### [WHAT IS EXPECTED]
Each entry below is to be given again word for word, with no pictures.

--- start RECORDS FOR THIS EXERCISE ---

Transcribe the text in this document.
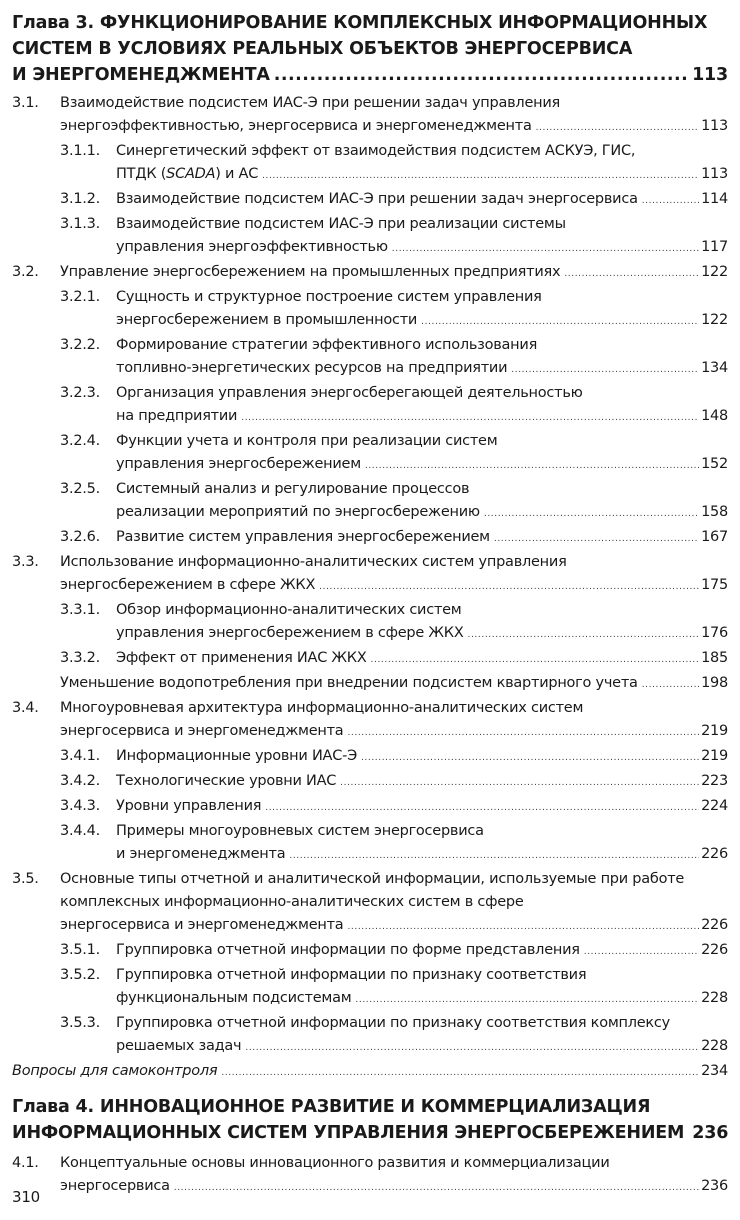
Глава 3. ФУНКЦИОНИРОВАНИЕ КОМПЛЕКСНЫХ ИНФОРМАЦИОННЫХ
СИСТЕМ В УСЛОВИЯХ РЕАЛЬНЫХ ОБЪЕКТОВ ЭНЕРГОСЕРВИСА
И ЭНЕРГОМЕНЕДЖМЕНТА .....	113
3.1.	Взаимодействие подсистем ИАС-Э при решении задач управления
энергоэффективностью, энергосервиса и энергоменеджмента .....	113
3.1.1.	Синергетический эффект от взаимодействия подсистем АСКУЭ, ГИС,
ПТДК (SCADA) и АС .....	113
3.1.2.	Взаимодействие подсистем ИАС-Э при решении задач энергосервиса .....	114
3.1.3.	Взаимодействие подсистем ИАС-Э при реализации системы
управления энергоэффективностью .....	117
3.2.	Управление энергосбережением на промышленных предприятиях .....	122
3.2.1.	Сущность и структурное построение систем управления
энергосбережением в промышленности .....	122
3.2.2.	Формирование стратегии эффективного использования
топливно-энергетических ресурсов на предприятии .....	134
3.2.3.	Организация управления энергосберегающей деятельностью
на предприятии .....	148
3.2.4.	Функции учета и контроля при реализации систем
управления энергосбережением .....	152
3.2.5.	Системный анализ и регулирование процессов
реализации мероприятий по энергосбережению .....	158
3.2.6.	Развитие систем управления энергосбережением .....	167
3.3.	Использование информационно-аналитических систем управления
энергосбережением в сфере ЖКХ .....	175
3.3.1.	Обзор информационно-аналитических систем
управления энергосбережением в сфере ЖКХ .....	176
3.3.2.	Эффект от применения ИАС ЖКХ .....	185
Уменьшение водопотребления при внедрении подсистем квартирного учета .....	198
3.4.	Многоуровневая архитектура информационно-аналитических систем
энергосервиса и энергоменеджмента .....	219
3.4.1.	Информационные уровни ИАС-Э .....	219
3.4.2.	Технологические уровни ИАС .....	223
3.4.3.	Уровни управления .....	224
3.4.4.	Примеры многоуровневых систем энергосервиса
и энергоменеджмента .....	226
3.5.	Основные типы отчетной и аналитической информации, используемые при работе комплексных информационно-аналитических систем в сфере
энергосервиса и энергоменеджмента .....	226
3.5.1.	Группировка отчетной информации по форме представления .....	226
3.5.2.	Группировка отчетной информации по признаку соответствия
функциональным подсистемам .....	228
3.5.3.	Группировка отчетной информации по признаку соответствия комплексу
решаемых задач .....	228
Вопросы для самоконтроля .....	234
Глава 4. ИННОВАЦИОННОЕ РАЗВИТИЕ И КОММЕРЦИАЛИЗАЦИЯ
ИНФОРМАЦИОННЫХ СИСТЕМ УПРАВЛЕНИЯ ЭНЕРГОСБЕРЕЖЕНИЕМ 236
4.1.	Концептуальные основы инновационного развития и коммерциализации
энергосервиса .....	236
310
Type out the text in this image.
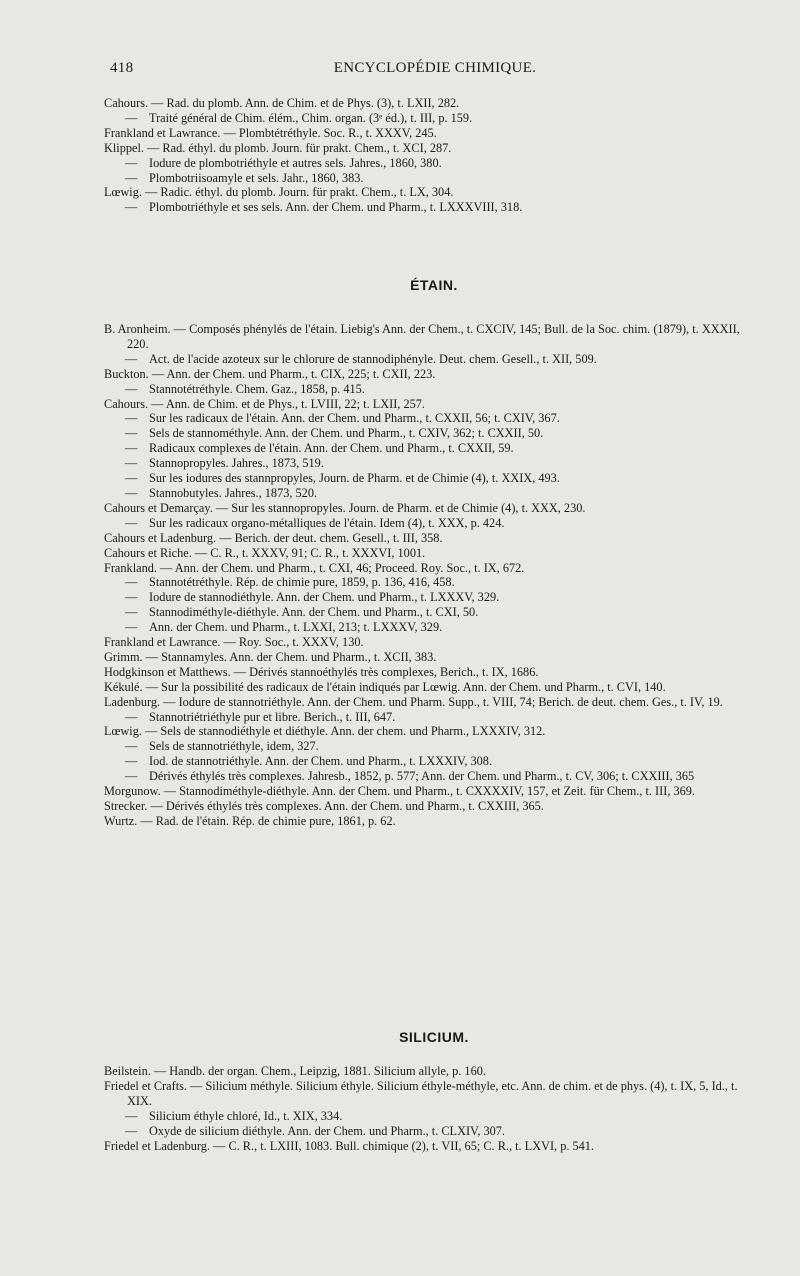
418	ENCYCLOPÉDIE CHIMIQUE.

Cahours. — Rad. du plomb. Ann. de Chim. et de Phys. (3), t. LXII, 282.

— Traité général de Chim. élém., Chim. organ. (3ᵉ éd.), t. III, p. 159.

Frankland et Lawrance. — Plombtétréthyle. Soc. R., t. XXXV, 245.

Klippel. — Rad. éthyl. du plomb. Journ. für prakt. Chem., t. XCI, 287.

— Iodure de plombotriéthyle et autres sels. Jahres., 1860, 380.

— Plombotriisoamyle et sels. Jahr., 1860, 383.

Lœwig. — Radic. éthyl. du plomb. Journ. für prakt. Chem., t. LX, 304.

— Plombotriéthyle et ses sels. Ann. der Chem. und Pharm., t. LXXXVIII, 318.

ÉTAIN.

B. Aronheim. — Composés phénylés de l'étain. Liebig's Ann. der Chem., t. CXCIV, 145; Bull. de la Soc. chim. (1879), t. XXXII, 220.

— Act. de l'acide azoteux sur le chlorure de stannodiphénylе. Deut. chem. Gesell., t. XII, 509.

Buckton. — Ann. der Chem. und Pharm., t. CIX, 225; t. CXII, 223.

— Stannotétréthyle. Chem. Gaz., 1858, p. 415.

Cahours. — Ann. de Chim. et de Phys., t. LVIII, 22; t. LXII, 257.

— Sur les radicaux de l'étain. Ann. der Chem. und Pharm., t. CXXII, 56; t. CXIV, 367.

— Sels de stannométhyle. Ann. der Chem. und Pharm., t. CXIV, 362; t. CXXII, 50.

— Radicaux complexes de l'étain. Ann. der Chem. und Pharm., t. CXXII, 59.

— Stannopropyles. Jahres., 1873, 519.

— Sur les iodures des stannpropyles, Journ. de Pharm. et de Chimie (4), t. XXIX, 493.

— Stannobutyles. Jahres., 1873, 520.

Cahours et Demarçay. — Sur les stannopropyles. Journ. de Pharm. et de Chimie (4), t. XXX, 230.

— Sur les radicaux organo-métalliques de l'étain. Idem (4), t. XXX, p. 424.

Cahours et Ladenburg. — Berich. der deut. chem. Gesell., t. III, 358.

Cahours et Riche. — C. R., t. XXXV, 91; C. R., t. XXXVI, 1001.

Frankland. — Ann. der Chem. und Pharm., t. CXI, 46; Proceed. Roy. Soc., t. IX, 672.

— Stannotétréthyle. Rép. de chimie pure, 1859, p. 136, 416, 458.

— Iodure de stannodiéthyle. Ann. der Chem. und Pharm., t. LXXXV, 329.

— Stannodiméthyle-diéthyle. Ann. der Chem. und Pharm., t. CXI, 50.

— Ann. der Chem. und Pharm., t. LXXI, 213; t. LXXXV, 329.

Frankland et Lawrance. — Roy. Soc., t. XXXV, 130.

Grimm. — Stannamyles. Ann. der Chem. und Pharm., t. XCII, 383.

Hodgkinson et Matthews. — Dérivés stannoéthylés très complexes, Berich., t. IX, 1686.

Kékulé. — Sur la possibilité des radicaux de l'étain indiqués par Lœwig. Ann. der Chem. und Pharm., t. CVI, 140.

Ladenburg. — Iodure de stannotriéthyle. Ann. der Chem. und Pharm. Supp., t. VIII, 74; Berich. de deut. chem. Ges., t. IV, 19.

— Stannotriétriéthyle pur et libre. Berich., t. III, 647.

Lœwig. — Sels de stannodiéthyle et diéthyle. Ann. der chem. und Pharm., LXXXIV, 312.

— Sels de stannotriéthyle, idem, 327.

— Iod. de stannotriéthyle. Ann. der Chem. und Pharm., t. LXXXIV, 308.

— Dérivés éthylés très complexes. Jahresb., 1852, p. 577; Ann. der Chem. und Pharm., t. CV, 306; t. CXXIII, 365

Morgunow. — Stannodiméthyle-diéthyle. Ann. der Chem. und Pharm., t. CXXXXIV, 157, et Zeit. für Chem., t. III, 369.

Strecker. — Dérivés éthylés très complexes. Ann. der Chem. und Pharm., t. CXXIII, 365.

Wurtz. — Rad. de l'étain. Rép. de chimie pure, 1861, p. 62.

SILICIUM.

Beilstein. — Handb. der organ. Chem., Leipzig, 1881. Silicium allyle, p. 160.

Friedel et Crafts. — Silicium méthyle. Silicium éthyle. Silicium éthyle-méthyle, etc. Ann. de chim. et de phys. (4), t. IX, 5, Id., t. XIX.

— Silicium éthyle chloré, Id., t. XIX, 334.

— Oxyde de silicium diéthyle. Ann. der Chem. und Pharm., t. CLXIV, 307.

Friedel et Ladenburg. — C. R., t. LXIII, 1083. Bull. chimique (2), t. VII, 65; C. R., t. LXVI, p. 541.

--- end RECORDS FOR THIS EXERCISE ---

### [WRITTEN RESPONSE]
Transcribe the text in this document.
Глава 3. ФУНКЦИОНИРОВАНИЕ КОМПЛЕКСНЫХ ИНФОРМАЦИОННЫХ
СИСТЕМ В УСЛОВИЯХ РЕАЛЬНЫХ ОБЪЕКТОВ ЭНЕРГОСЕРВИСА
И ЭНЕРГОМЕНЕДЖМЕНТА .....	113
3.1.	Взаимодействие подсистем ИАС-Э при решении задач управления
энергоэффективностью, энергосервиса и энергоменеджмента .....	113
3.1.1.	Синергетический эффект от взаимодействия подсистем АСКУЭ, ГИС,
ПТДК (SCADA) и АС .....	113
3.1.2.	Взаимодействие подсистем ИАС-Э при решении задач энергосервиса .....	114
3.1.3.	Взаимодействие подсистем ИАС-Э при реализации системы
управления энергоэффективностью .....	117
3.2.	Управление энергосбережением на промышленных предприятиях .....	122
3.2.1.	Сущность и структурное построение систем управления
энергосбережением в промышленности .....	122
3.2.2.	Формирование стратегии эффективного использования
топливно-энергетических ресурсов на предприятии .....	134
3.2.3.	Организация управления энергосберегающей деятельностью
на предприятии .....	148
3.2.4.	Функции учета и контроля при реализации систем
управления энергосбережением .....	152
3.2.5.	Системный анализ и регулирование процессов
реализации мероприятий по энергосбережению .....	158
3.2.6.	Развитие систем управления энергосбережением .....	167
3.3.	Использование информационно-аналитических систем управления
энергосбережением в сфере ЖКХ .....	175
3.3.1.	Обзор информационно-аналитических систем
управления энергосбережением в сфере ЖКХ .....	176
3.3.2.	Эффект от применения ИАС ЖКХ .....	185
Уменьшение водопотребления при внедрении подсистем квартирного учета .....	198
3.4.	Многоуровневая архитектура информационно-аналитических систем
энергосервиса и энергоменеджмента .....	219
3.4.1.	Информационные уровни ИАС-Э .....	219
3.4.2.	Технологические уровни ИАС .....	223
3.4.3.	Уровни управления .....	224
3.4.4.	Примеры многоуровневых систем энергосервиса
и энергоменеджмента .....	226
3.5.	Основные типы отчетной и аналитической информации, используемые при работе комплексных информационно-аналитических систем в сфере
энергосервиса и энергоменеджмента .....	226
3.5.1.	Группировка отчетной информации по форме представления .....	226
3.5.2.	Группировка отчетной информации по признаку соответствия
функциональным подсистемам .....	228
3.5.3.	Группировка отчетной информации по признаку соответствия комплексу
решаемых задач .....	228
Вопросы для самоконтроля .....	234
Глава 4. ИННОВАЦИОННОЕ РАЗВИТИЕ И КОММЕРЦИАЛИЗАЦИЯ
ИНФОРМАЦИОННЫХ СИСТЕМ УПРАВЛЕНИЯ ЭНЕРГОСБЕРЕЖЕНИЕМ 236
4.1.	Концептуальные основы инновационного развития и коммерциализации
энергосервиса .....	236
310
Type out the text in this image.
418	ENCYCLOPÉDIE CHIMIQUE.

Cahours. — Rad. du plomb. Ann. de Chim. et de Phys. (3), t. LXII, 282.

— Traité général de Chim. élém., Chim. organ. (3ᵉ éd.), t. III, p. 159.

Frankland et Lawrance. — Plombtétréthyle. Soc. R., t. XXXV, 245.

Klippel. — Rad. éthyl. du plomb. Journ. für prakt. Chem., t. XCI, 287.

— Iodure de plombotriéthyle et autres sels. Jahres., 1860, 380.

— Plombotriisoamyle et sels. Jahr., 1860, 383.

Lœwig. — Radic. éthyl. du plomb. Journ. für prakt. Chem., t. LX, 304.

— Plombotriéthyle et ses sels. Ann. der Chem. und Pharm., t. LXXXVIII, 318.

ÉTAIN.

B. Aronheim. — Composés phénylés de l'étain. Liebig's Ann. der Chem., t. CXCIV, 145; Bull. de la Soc. chim. (1879), t. XXXII, 220.

— Act. de l'acide azoteux sur le chlorure de stannodiphénylе. Deut. chem. Gesell., t. XII, 509.

Buckton. — Ann. der Chem. und Pharm., t. CIX, 225; t. CXII, 223.

— Stannotétréthyle. Chem. Gaz., 1858, p. 415.

Cahours. — Ann. de Chim. et de Phys., t. LVIII, 22; t. LXII, 257.

— Sur les radicaux de l'étain. Ann. der Chem. und Pharm., t. CXXII, 56; t. CXIV, 367.

— Sels de stannométhyle. Ann. der Chem. und Pharm., t. CXIV, 362; t. CXXII, 50.

— Radicaux complexes de l'étain. Ann. der Chem. und Pharm., t. CXXII, 59.

— Stannopropyles. Jahres., 1873, 519.

— Sur les iodures des stannpropyles, Journ. de Pharm. et de Chimie (4), t. XXIX, 493.

— Stannobutyles. Jahres., 1873, 520.

Cahours et Demarçay. — Sur les stannopropyles. Journ. de Pharm. et de Chimie (4), t. XXX, 230.

— Sur les radicaux organo-métalliques de l'étain. Idem (4), t. XXX, p. 424.

Cahours et Ladenburg. — Berich. der deut. chem. Gesell., t. III, 358.

Cahours et Riche. — C. R., t. XXXV, 91; C. R., t. XXXVI, 1001.

Frankland. — Ann. der Chem. und Pharm., t. CXI, 46; Proceed. Roy. Soc., t. IX, 672.

— Stannotétréthyle. Rép. de chimie pure, 1859, p. 136, 416, 458.

— Iodure de stannodiéthyle. Ann. der Chem. und Pharm., t. LXXXV, 329.

— Stannodiméthyle-diéthyle. Ann. der Chem. und Pharm., t. CXI, 50.

— Ann. der Chem. und Pharm., t. LXXI, 213; t. LXXXV, 329.

Frankland et Lawrance. — Roy. Soc., t. XXXV, 130.

Grimm. — Stannamyles. Ann. der Chem. und Pharm., t. XCII, 383.

Hodgkinson et Matthews. — Dérivés stannoéthylés très complexes, Berich., t. IX, 1686.

Kékulé. — Sur la possibilité des radicaux de l'étain indiqués par Lœwig. Ann. der Chem. und Pharm., t. CVI, 140.

Ladenburg. — Iodure de stannotriéthyle. Ann. der Chem. und Pharm. Supp., t. VIII, 74; Berich. de deut. chem. Ges., t. IV, 19.

— Stannotriétriéthyle pur et libre. Berich., t. III, 647.

Lœwig. — Sels de stannodiéthyle et diéthyle. Ann. der chem. und Pharm., LXXXIV, 312.

— Sels de stannotriéthyle, idem, 327.

— Iod. de stannotriéthyle. Ann. der Chem. und Pharm., t. LXXXIV, 308.

— Dérivés éthylés très complexes. Jahresb., 1852, p. 577; Ann. der Chem. und Pharm., t. CV, 306; t. CXXIII, 365

Morgunow. — Stannodiméthyle-diéthyle. Ann. der Chem. und Pharm., t. CXXXXIV, 157, et Zeit. für Chem., t. III, 369.

Strecker. — Dérivés éthylés très complexes. Ann. der Chem. und Pharm., t. CXXIII, 365.

Wurtz. — Rad. de l'étain. Rép. de chimie pure, 1861, p. 62.

SILICIUM.

Beilstein. — Handb. der organ. Chem., Leipzig, 1881. Silicium allyle, p. 160.

Friedel et Crafts. — Silicium méthyle. Silicium éthyle. Silicium éthyle-méthyle, etc. Ann. de chim. et de phys. (4), t. IX, 5, Id., t. XIX.

— Silicium éthyle chloré, Id., t. XIX, 334.

— Oxyde de silicium diéthyle. Ann. der Chem. und Pharm., t. CLXIV, 307.

Friedel et Ladenburg. — C. R., t. LXIII, 1083. Bull. chimique (2), t. VII, 65; C. R., t. LXVI, p. 541.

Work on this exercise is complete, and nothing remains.